Items listed in a dataset:
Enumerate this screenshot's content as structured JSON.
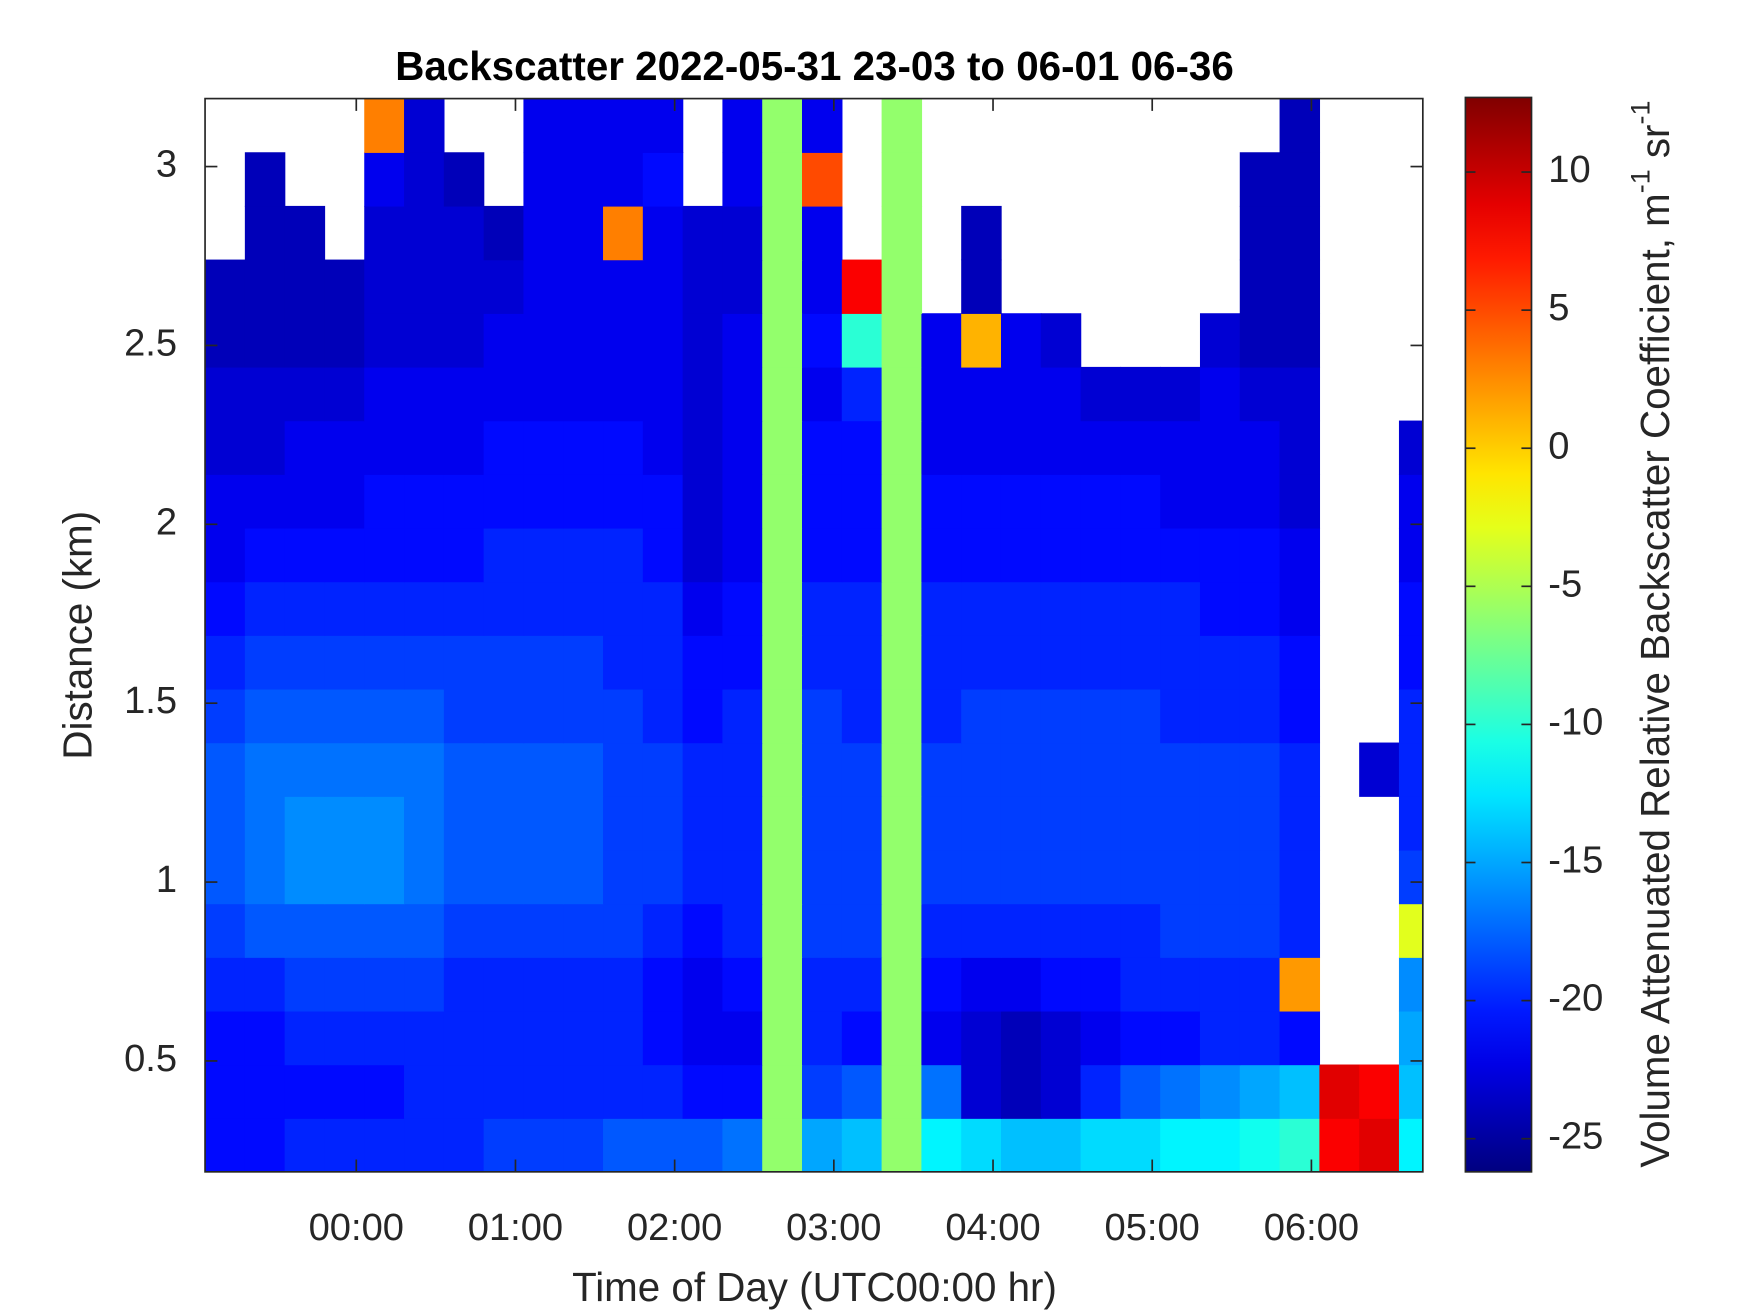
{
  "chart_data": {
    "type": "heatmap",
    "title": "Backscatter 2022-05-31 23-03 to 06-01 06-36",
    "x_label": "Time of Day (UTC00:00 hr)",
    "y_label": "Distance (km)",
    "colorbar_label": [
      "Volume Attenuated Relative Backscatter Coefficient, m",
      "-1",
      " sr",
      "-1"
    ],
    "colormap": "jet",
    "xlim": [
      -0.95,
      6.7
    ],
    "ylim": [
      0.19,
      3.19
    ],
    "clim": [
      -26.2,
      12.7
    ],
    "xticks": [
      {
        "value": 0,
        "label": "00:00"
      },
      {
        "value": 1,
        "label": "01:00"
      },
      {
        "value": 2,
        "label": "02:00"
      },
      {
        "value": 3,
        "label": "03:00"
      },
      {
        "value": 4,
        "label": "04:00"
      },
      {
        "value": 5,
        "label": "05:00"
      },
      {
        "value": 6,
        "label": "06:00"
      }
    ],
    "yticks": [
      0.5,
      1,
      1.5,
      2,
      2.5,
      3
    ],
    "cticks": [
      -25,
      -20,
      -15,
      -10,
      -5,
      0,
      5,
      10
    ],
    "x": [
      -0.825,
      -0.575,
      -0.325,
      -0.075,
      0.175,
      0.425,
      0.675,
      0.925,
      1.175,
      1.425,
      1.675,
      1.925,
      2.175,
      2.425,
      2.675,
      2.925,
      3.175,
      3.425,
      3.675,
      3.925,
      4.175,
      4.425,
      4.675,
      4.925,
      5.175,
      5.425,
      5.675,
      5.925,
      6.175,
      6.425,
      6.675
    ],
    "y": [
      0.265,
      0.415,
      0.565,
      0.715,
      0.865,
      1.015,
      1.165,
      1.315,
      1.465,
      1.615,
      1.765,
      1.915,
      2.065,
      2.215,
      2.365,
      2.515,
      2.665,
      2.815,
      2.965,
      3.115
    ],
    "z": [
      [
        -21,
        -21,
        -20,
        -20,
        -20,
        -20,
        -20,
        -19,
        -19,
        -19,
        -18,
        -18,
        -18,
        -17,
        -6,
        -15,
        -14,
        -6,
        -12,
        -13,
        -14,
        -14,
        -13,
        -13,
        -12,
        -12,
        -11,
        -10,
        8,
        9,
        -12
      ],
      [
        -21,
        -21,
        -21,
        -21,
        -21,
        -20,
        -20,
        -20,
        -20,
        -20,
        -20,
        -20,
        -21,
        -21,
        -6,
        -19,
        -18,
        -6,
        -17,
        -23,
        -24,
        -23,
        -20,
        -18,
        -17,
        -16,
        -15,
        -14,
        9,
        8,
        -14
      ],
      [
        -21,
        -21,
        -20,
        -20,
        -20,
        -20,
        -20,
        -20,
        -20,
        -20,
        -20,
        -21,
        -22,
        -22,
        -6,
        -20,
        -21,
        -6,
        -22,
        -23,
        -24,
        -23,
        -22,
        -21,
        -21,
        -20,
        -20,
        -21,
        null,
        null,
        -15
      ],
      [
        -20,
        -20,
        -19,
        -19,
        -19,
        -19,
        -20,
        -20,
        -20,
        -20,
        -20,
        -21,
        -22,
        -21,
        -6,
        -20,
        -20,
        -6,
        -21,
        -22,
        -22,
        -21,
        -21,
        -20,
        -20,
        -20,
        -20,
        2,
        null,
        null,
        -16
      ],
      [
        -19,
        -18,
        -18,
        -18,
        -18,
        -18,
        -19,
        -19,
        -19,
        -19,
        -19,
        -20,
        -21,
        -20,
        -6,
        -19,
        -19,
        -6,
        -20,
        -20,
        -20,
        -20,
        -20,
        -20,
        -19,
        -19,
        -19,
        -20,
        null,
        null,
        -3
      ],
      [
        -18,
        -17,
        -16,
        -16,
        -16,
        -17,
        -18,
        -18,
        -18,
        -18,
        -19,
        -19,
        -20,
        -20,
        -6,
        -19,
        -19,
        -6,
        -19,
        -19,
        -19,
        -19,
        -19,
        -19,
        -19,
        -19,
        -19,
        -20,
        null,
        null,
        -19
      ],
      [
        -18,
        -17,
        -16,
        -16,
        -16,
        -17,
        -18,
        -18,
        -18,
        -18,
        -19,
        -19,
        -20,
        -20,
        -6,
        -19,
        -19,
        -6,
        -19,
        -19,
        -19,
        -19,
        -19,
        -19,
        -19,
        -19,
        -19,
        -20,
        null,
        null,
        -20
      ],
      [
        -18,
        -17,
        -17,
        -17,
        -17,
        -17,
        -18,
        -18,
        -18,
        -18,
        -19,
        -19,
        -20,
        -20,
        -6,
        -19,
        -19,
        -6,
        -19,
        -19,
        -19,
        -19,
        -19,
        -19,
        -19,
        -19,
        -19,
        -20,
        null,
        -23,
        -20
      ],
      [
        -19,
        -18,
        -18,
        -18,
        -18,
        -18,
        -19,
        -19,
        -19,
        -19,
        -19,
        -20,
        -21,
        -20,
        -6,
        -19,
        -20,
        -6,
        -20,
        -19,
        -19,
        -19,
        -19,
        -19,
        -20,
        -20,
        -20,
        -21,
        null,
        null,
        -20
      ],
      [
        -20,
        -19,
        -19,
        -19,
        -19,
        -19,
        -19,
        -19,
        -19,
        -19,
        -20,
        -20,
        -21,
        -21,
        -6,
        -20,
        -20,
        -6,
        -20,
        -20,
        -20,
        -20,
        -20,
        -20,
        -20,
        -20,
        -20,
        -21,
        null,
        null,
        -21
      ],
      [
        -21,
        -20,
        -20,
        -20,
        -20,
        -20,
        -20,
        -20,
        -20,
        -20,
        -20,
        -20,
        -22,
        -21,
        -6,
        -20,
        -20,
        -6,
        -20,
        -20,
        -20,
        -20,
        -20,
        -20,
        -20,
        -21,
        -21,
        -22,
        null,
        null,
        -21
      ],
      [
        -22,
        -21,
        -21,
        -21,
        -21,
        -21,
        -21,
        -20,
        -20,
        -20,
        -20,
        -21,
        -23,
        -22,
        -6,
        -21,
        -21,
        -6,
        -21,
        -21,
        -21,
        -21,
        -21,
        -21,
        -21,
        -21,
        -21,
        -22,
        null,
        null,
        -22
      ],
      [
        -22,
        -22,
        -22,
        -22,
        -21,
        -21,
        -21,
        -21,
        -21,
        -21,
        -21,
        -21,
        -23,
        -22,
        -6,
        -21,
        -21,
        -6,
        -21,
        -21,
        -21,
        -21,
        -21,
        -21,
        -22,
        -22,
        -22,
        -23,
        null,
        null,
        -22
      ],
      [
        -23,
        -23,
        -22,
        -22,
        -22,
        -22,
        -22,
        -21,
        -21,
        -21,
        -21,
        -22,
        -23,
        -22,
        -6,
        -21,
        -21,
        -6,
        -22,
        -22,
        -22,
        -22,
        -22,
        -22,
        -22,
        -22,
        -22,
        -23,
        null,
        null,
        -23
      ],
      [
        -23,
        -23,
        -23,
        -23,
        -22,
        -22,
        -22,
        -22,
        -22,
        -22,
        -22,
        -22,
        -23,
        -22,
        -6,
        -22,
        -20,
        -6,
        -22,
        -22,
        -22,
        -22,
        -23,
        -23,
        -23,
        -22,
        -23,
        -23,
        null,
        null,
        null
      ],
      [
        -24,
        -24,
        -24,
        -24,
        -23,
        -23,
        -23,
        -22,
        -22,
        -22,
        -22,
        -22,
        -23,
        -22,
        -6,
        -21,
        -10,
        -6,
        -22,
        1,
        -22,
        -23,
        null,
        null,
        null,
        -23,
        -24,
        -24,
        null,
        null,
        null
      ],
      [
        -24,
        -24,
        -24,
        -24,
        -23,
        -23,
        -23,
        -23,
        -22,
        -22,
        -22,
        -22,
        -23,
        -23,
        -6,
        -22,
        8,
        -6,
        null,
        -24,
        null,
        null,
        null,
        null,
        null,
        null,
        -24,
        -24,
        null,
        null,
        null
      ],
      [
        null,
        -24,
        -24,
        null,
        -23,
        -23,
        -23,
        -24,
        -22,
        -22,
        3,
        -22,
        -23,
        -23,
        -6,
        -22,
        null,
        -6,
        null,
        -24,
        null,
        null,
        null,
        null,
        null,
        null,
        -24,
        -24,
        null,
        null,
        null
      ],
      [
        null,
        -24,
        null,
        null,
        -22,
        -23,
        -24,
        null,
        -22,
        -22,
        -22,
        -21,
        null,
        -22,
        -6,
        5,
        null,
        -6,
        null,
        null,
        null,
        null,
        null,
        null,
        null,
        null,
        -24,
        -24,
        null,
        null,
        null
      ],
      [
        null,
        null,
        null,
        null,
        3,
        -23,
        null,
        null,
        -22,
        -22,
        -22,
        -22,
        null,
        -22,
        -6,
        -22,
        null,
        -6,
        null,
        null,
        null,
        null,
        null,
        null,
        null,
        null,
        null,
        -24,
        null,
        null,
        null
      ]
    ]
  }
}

---

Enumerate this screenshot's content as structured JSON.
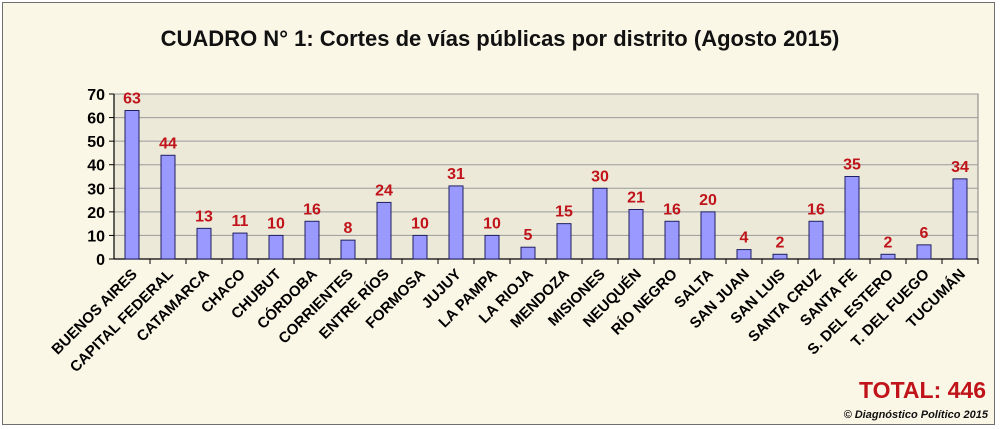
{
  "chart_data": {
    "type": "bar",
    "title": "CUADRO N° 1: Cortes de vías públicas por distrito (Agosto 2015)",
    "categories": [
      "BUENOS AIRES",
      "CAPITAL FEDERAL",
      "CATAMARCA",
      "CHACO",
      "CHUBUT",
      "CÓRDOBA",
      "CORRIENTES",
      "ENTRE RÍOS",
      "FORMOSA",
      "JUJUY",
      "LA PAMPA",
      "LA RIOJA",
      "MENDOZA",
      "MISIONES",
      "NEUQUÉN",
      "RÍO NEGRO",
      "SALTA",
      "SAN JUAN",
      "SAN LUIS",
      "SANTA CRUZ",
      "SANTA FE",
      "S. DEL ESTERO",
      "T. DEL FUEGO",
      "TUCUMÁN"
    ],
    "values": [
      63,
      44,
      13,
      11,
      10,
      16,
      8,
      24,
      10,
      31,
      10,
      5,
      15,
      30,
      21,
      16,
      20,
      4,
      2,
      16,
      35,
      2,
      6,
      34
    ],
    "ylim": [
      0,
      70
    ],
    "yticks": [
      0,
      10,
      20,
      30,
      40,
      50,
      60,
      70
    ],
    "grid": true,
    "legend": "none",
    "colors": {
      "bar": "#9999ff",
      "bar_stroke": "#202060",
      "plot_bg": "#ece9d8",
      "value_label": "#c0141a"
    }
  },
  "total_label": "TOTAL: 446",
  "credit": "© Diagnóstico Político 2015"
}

--

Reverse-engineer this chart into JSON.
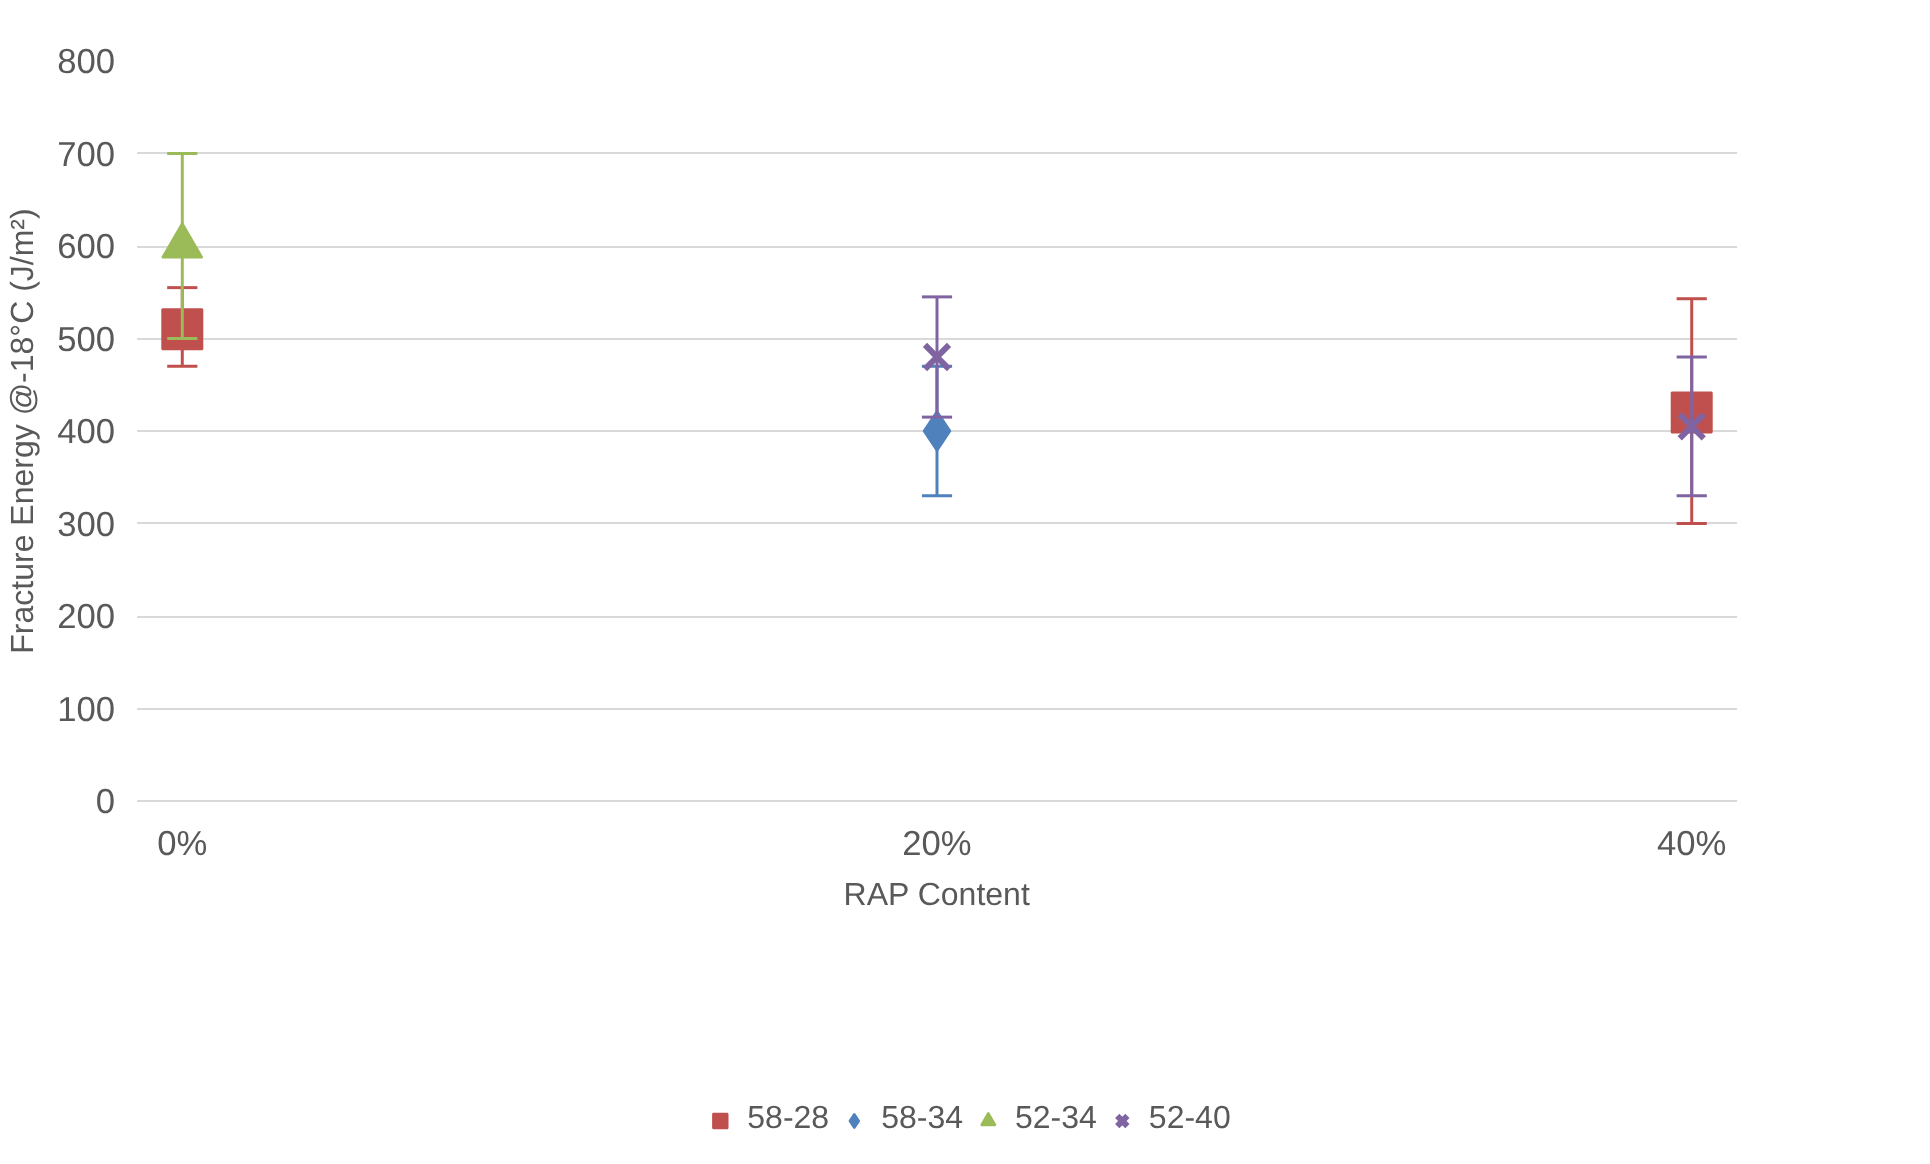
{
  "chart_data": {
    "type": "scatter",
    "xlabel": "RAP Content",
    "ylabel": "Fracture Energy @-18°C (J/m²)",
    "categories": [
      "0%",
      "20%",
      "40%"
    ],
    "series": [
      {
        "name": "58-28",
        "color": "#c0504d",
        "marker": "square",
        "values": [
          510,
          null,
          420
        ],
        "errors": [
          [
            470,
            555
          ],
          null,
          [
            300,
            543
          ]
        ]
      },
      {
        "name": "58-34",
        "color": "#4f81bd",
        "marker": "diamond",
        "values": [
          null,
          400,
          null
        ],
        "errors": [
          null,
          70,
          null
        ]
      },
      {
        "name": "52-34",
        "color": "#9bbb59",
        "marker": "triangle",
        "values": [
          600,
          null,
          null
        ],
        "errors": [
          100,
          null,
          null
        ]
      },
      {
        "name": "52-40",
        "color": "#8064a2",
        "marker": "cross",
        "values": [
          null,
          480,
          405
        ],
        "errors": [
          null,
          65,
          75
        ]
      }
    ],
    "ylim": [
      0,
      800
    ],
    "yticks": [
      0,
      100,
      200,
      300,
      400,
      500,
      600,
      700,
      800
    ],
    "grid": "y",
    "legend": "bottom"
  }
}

Work to do:
Copy every line that includes the string "name" from the material above.

Reply to the exercise:
        "name": "58-28",
        "name": "58-34",
        "name": "52-34",
        "name": "52-40",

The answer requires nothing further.